[Task description]: Copy each line holding the string "content".

-- START OF Records to use --

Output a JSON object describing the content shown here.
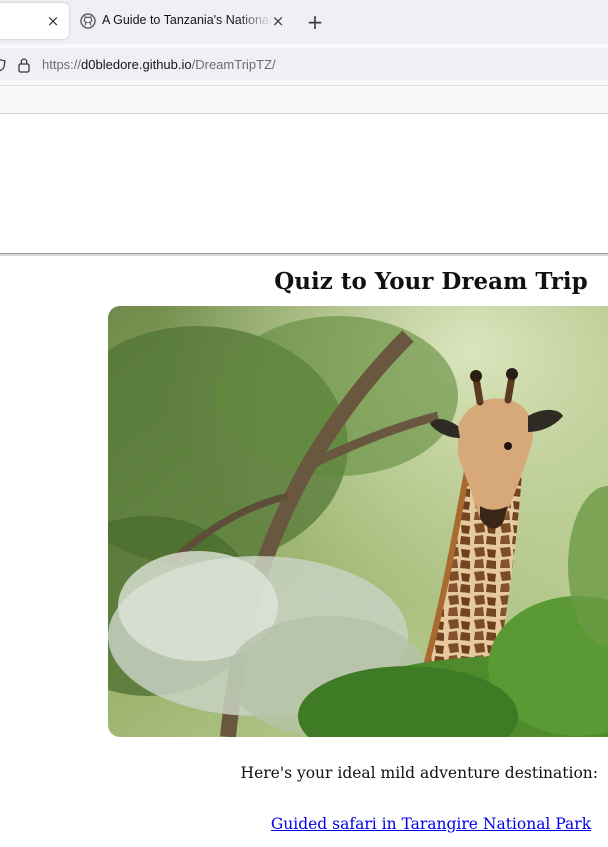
{
  "browser": {
    "active_tab": {
      "title": "",
      "close_icon": "×"
    },
    "tabs": [
      {
        "title": "A Guide to Tanzania's National Parks",
        "icon": "github-icon",
        "close_icon": "×"
      }
    ],
    "new_tab_icon": "+",
    "url": {
      "scheme": "https://",
      "host": "d0bledore.github.io",
      "path": "/DreamTripTZ/"
    }
  },
  "page": {
    "title": "Quiz to Your Dream Trip",
    "hero_image": {
      "alt": "Giraffe peeking over green bushes",
      "sky_color": "#b9cc8f",
      "foliage_color": "#5b8a3a"
    },
    "result_text": "Here's your ideal mild adventure destination:",
    "result_link": "Guided safari in Tarangire National Park"
  },
  "colors": {
    "tabbar": "#f0f0f4",
    "link": "#0000ee",
    "text": "#111111"
  }
}
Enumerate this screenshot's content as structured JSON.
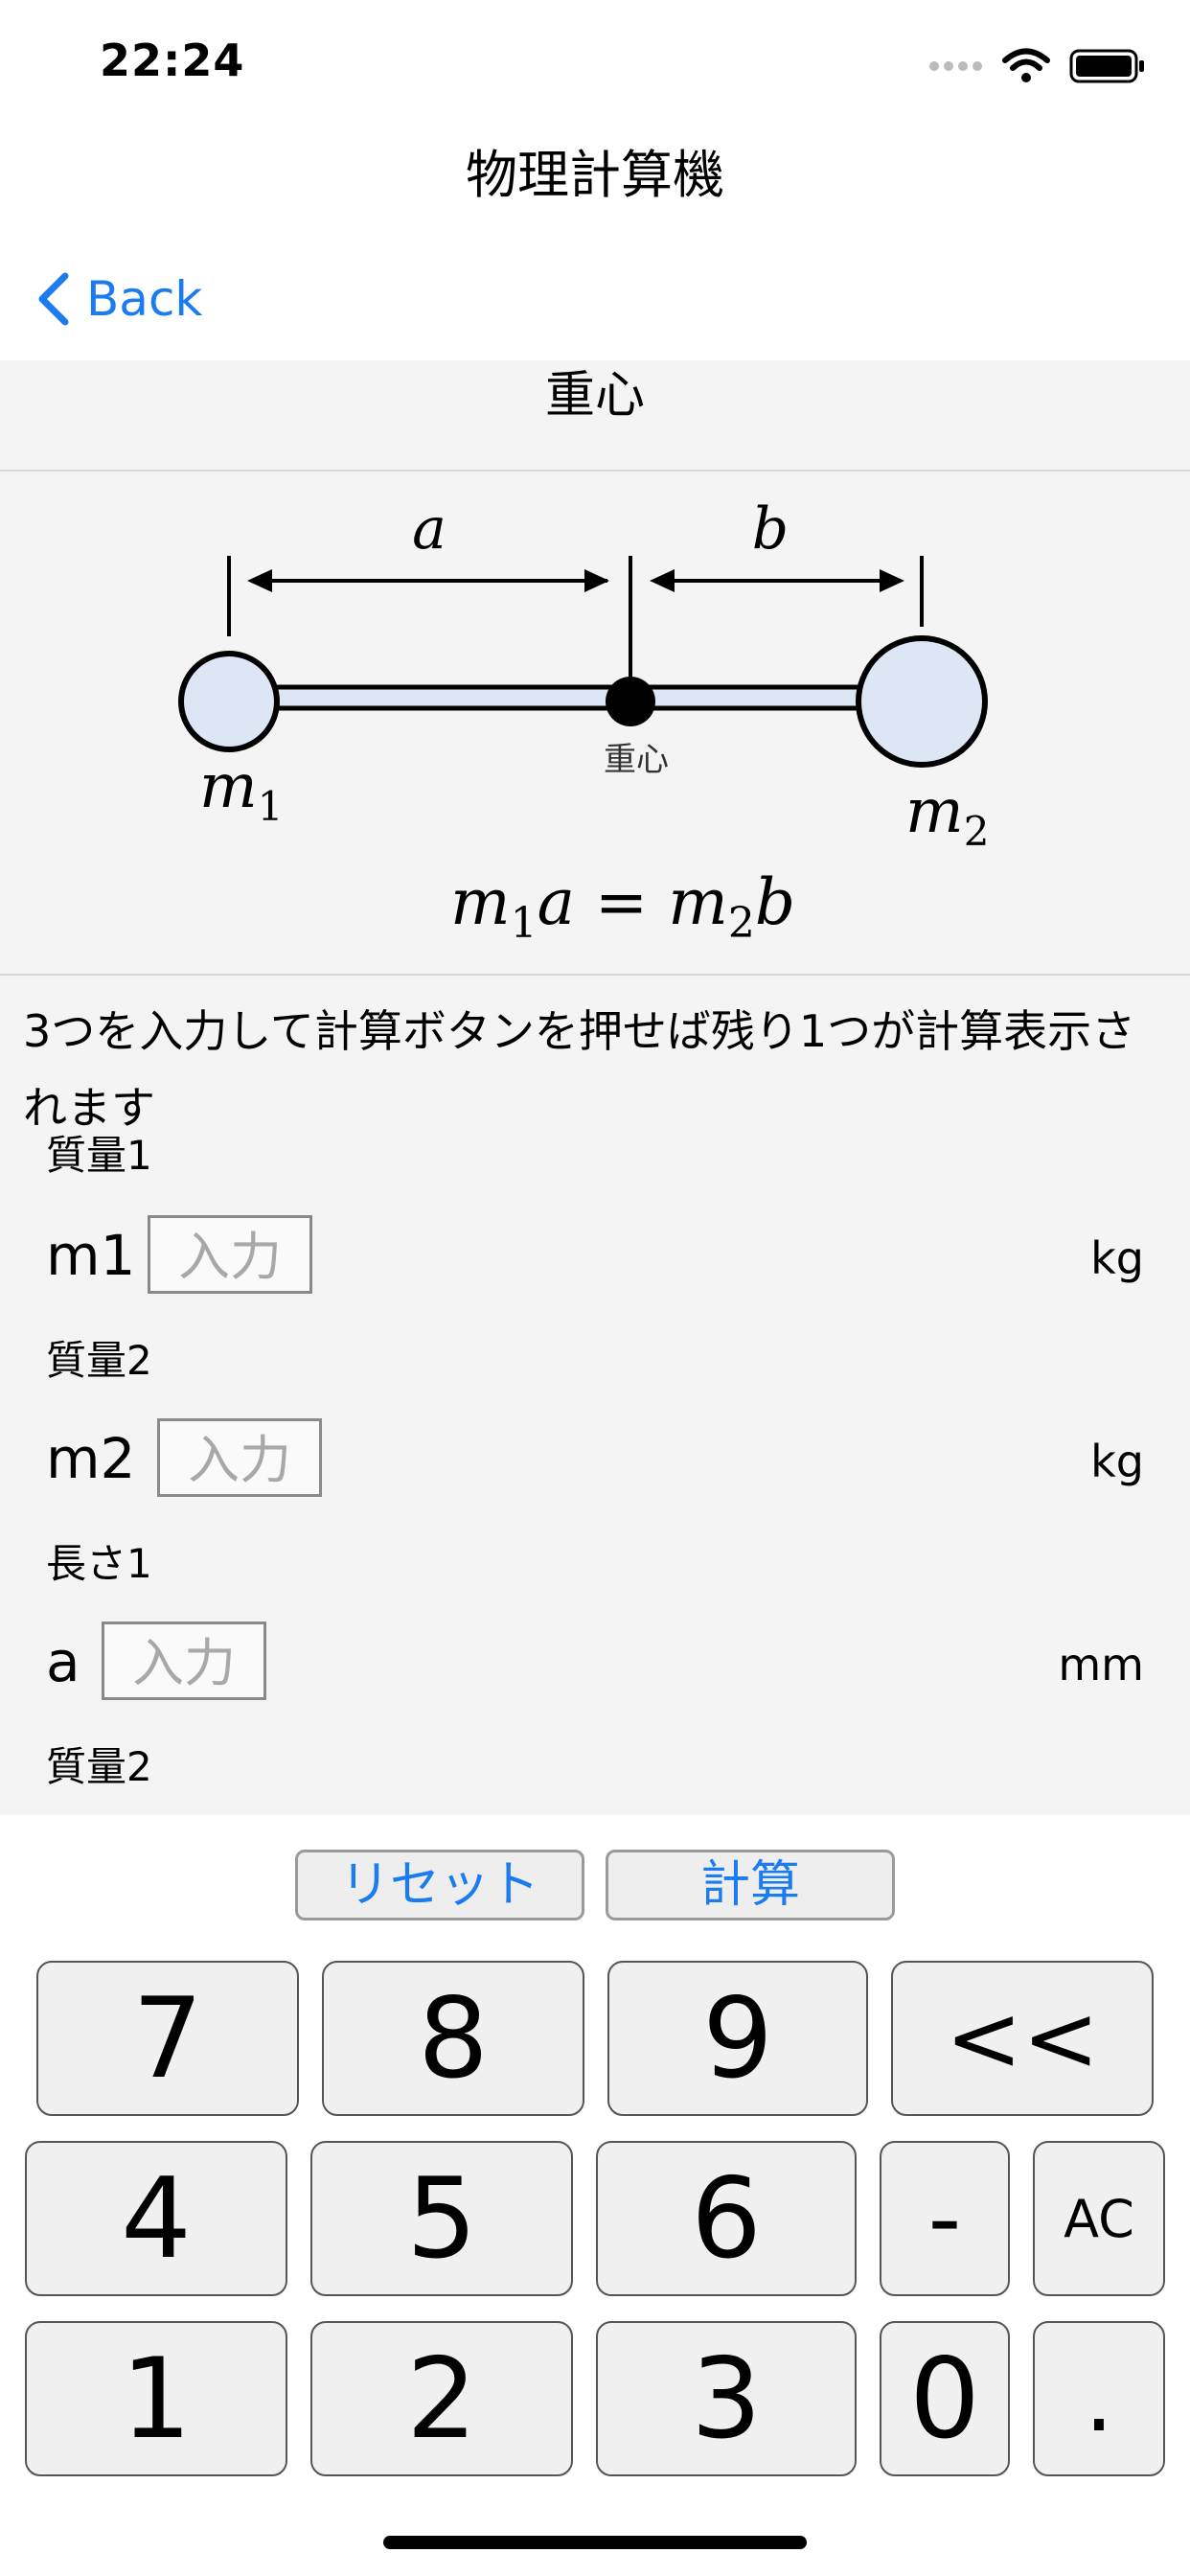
{
  "status_bar": {
    "time": "22:24"
  },
  "nav": {
    "title": "物理計算機",
    "back_label": "Back"
  },
  "section": {
    "title": "重心"
  },
  "diagram": {
    "label_a": "a",
    "label_b": "b",
    "center_label": "重心",
    "m1": "m",
    "m1_sub": "1",
    "m2": "m",
    "m2_sub": "2",
    "formula": {
      "m1": "m",
      "s1": "1",
      "a": "a",
      "eq": " = ",
      "m2": "m",
      "s2": "2",
      "b": "b"
    }
  },
  "instruction": "3つを入力して計算ボタンを押せば残り1つが計算表示されます",
  "fields": [
    {
      "group_label": "質量1",
      "var": "m1",
      "placeholder": "入力",
      "unit": "kg"
    },
    {
      "group_label": "質量2",
      "var": "m2",
      "placeholder": "入力",
      "unit": "kg"
    },
    {
      "group_label": "長さ1",
      "var": "a",
      "placeholder": "入力",
      "unit": "mm"
    }
  ],
  "next_group_label": "質量2",
  "actions": {
    "reset": "リセット",
    "calculate": "計算"
  },
  "keypad": {
    "row1": [
      "7",
      "8",
      "9",
      "<<"
    ],
    "row2": [
      "4",
      "5",
      "6",
      "-",
      "AC"
    ],
    "row3": [
      "1",
      "2",
      "3",
      "0",
      "."
    ]
  }
}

-- END OF Records to use --

[Finished answer]:
Output a JSON object describing the content shown here.
Enumerate this screenshot's content as structured JSON.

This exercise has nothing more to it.